> EXCERPTED DATA
-*-*-
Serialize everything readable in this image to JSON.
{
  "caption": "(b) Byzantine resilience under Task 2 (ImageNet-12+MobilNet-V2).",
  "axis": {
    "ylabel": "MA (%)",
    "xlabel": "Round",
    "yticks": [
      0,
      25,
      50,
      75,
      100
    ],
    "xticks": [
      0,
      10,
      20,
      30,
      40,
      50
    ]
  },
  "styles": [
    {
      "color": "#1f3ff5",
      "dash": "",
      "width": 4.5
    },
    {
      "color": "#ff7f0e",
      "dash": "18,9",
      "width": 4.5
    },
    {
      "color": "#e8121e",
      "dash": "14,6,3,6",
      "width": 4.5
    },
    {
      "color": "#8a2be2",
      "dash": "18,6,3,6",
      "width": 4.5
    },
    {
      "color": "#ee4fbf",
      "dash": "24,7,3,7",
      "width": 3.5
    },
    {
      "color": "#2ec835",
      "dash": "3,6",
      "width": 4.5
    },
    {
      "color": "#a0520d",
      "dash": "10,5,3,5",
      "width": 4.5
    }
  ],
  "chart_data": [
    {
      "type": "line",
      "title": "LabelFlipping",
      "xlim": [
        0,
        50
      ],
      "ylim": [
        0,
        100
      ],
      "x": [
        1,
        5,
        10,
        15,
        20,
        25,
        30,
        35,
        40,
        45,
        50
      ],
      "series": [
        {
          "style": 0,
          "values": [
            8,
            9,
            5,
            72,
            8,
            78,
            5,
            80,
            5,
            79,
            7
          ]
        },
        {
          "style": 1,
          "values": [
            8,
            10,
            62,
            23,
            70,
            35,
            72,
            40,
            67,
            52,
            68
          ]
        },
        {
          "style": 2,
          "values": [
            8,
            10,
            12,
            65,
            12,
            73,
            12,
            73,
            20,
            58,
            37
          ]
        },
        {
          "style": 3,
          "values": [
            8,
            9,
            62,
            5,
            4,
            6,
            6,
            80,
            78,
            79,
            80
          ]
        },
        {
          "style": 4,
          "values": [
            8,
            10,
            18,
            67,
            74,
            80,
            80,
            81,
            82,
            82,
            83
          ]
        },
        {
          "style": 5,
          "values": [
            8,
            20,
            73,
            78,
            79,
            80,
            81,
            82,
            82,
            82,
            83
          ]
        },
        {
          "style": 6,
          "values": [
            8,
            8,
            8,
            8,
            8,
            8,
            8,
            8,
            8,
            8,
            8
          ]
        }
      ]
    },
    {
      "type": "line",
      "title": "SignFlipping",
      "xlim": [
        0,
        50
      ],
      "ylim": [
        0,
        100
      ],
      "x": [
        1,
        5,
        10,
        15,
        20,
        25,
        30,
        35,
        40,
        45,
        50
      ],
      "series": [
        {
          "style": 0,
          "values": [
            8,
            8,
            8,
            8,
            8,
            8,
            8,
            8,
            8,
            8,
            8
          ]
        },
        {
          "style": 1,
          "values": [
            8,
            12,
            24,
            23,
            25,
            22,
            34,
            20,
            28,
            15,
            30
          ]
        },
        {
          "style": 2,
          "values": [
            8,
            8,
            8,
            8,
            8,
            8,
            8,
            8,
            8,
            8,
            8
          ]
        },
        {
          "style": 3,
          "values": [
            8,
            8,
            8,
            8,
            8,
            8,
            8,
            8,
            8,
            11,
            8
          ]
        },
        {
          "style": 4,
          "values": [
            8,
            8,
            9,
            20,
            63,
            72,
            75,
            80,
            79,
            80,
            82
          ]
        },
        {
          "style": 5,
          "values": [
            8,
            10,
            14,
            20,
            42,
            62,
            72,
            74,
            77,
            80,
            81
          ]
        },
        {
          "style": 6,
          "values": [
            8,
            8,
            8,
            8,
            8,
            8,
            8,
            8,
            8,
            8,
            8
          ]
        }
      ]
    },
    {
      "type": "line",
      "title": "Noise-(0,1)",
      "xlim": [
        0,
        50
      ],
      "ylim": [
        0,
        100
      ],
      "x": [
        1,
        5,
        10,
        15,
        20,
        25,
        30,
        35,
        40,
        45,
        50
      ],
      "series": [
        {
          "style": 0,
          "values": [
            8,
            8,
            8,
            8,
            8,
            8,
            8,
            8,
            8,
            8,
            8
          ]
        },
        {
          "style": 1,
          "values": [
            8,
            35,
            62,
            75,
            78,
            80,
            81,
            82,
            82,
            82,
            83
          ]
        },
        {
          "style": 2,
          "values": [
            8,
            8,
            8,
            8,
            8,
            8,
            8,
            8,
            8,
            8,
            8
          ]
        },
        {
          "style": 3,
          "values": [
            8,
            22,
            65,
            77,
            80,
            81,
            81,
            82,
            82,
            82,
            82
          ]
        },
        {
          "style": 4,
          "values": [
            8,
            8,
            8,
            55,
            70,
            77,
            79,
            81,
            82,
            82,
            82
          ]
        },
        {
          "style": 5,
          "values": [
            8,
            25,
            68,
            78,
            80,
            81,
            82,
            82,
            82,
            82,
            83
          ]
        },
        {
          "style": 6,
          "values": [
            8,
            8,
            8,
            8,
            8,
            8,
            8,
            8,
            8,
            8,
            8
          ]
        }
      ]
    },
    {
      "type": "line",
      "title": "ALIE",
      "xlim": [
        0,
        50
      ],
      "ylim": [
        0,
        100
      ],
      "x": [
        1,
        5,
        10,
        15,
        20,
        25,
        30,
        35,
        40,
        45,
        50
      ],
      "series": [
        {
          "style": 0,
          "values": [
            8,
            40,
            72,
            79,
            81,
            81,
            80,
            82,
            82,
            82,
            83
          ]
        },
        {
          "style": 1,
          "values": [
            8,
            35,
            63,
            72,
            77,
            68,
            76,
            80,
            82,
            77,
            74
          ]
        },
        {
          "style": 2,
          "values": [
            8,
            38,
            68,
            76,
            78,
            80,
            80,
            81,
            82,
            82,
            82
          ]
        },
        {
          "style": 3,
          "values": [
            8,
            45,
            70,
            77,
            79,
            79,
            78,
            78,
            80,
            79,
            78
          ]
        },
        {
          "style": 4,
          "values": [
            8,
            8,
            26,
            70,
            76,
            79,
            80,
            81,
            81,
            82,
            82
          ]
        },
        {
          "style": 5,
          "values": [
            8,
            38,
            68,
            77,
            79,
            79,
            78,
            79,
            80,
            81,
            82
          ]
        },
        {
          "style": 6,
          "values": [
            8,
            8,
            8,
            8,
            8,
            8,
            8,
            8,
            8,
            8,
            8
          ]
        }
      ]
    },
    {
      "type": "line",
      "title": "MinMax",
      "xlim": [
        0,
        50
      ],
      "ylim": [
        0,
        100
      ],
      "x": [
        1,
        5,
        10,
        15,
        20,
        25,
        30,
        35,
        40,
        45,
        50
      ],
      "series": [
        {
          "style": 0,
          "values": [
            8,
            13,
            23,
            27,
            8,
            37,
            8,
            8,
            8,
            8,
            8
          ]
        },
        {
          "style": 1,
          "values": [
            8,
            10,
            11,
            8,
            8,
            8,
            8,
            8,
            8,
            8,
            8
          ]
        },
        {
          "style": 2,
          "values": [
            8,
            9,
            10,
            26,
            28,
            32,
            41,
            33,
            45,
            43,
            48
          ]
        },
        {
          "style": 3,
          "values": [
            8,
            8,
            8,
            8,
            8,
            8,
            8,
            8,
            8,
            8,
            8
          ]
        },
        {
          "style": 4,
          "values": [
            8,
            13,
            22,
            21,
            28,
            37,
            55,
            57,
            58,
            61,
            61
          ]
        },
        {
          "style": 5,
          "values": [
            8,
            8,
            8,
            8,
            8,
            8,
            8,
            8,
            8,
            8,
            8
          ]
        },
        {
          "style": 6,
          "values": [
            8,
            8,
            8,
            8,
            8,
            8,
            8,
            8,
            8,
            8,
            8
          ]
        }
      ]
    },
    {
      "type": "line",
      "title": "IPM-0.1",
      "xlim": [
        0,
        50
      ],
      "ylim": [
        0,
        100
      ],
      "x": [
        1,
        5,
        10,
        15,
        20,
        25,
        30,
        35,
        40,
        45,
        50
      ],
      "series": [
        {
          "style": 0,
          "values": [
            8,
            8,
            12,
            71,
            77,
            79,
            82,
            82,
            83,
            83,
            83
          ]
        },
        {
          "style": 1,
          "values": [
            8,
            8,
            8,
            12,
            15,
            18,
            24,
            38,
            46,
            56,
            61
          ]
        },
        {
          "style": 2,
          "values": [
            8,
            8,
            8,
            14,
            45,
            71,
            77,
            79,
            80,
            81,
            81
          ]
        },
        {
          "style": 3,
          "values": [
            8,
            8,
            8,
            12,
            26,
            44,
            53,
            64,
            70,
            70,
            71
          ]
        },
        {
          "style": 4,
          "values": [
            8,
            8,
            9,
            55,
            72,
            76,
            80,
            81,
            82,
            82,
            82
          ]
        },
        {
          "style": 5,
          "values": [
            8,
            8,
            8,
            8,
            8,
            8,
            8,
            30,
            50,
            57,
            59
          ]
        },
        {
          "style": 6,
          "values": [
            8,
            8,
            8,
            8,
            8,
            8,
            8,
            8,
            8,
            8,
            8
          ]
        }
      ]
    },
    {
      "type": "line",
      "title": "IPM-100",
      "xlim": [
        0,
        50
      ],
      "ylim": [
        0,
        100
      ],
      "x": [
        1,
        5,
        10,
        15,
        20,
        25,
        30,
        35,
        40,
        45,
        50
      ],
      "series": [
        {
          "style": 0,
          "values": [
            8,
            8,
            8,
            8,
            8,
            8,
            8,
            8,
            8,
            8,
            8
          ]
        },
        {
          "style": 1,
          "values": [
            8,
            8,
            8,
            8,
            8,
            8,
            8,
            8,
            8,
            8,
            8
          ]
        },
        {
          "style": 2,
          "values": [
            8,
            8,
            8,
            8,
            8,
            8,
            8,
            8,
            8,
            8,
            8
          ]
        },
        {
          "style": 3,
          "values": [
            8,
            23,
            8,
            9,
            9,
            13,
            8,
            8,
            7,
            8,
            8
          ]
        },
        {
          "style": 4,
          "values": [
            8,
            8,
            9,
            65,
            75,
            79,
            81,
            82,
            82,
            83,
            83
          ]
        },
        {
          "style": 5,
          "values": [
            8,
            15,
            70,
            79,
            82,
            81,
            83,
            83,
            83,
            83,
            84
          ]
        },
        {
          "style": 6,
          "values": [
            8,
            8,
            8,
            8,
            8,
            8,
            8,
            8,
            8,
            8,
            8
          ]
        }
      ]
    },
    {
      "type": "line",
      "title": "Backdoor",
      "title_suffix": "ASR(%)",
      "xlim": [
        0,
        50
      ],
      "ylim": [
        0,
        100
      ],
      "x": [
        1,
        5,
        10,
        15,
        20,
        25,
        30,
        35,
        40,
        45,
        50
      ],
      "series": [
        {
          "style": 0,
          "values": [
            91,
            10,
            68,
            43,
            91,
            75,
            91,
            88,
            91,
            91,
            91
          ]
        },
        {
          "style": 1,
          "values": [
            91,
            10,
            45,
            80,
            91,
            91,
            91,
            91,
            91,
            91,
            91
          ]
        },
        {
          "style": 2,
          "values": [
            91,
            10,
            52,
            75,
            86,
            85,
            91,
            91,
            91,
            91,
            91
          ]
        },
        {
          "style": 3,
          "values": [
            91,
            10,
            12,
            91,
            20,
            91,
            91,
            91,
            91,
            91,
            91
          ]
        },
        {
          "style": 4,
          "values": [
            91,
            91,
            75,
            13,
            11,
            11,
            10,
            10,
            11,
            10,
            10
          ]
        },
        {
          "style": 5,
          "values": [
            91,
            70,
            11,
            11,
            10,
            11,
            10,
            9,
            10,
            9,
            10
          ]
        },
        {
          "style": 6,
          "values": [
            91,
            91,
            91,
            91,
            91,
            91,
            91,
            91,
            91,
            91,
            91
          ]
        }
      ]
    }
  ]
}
-*-*-
> TASK TO CARRY OUT
Copy out every line of the listing that contains the string "dash".

> OUTPUT OF THE EXERCISE
      "dash": "",
      "dash": "18,9",
      "dash": "14,6,3,6",
      "dash": "18,6,3,6",
      "dash": "24,7,3,7",
      "dash": "3,6",
      "dash": "10,5,3,5",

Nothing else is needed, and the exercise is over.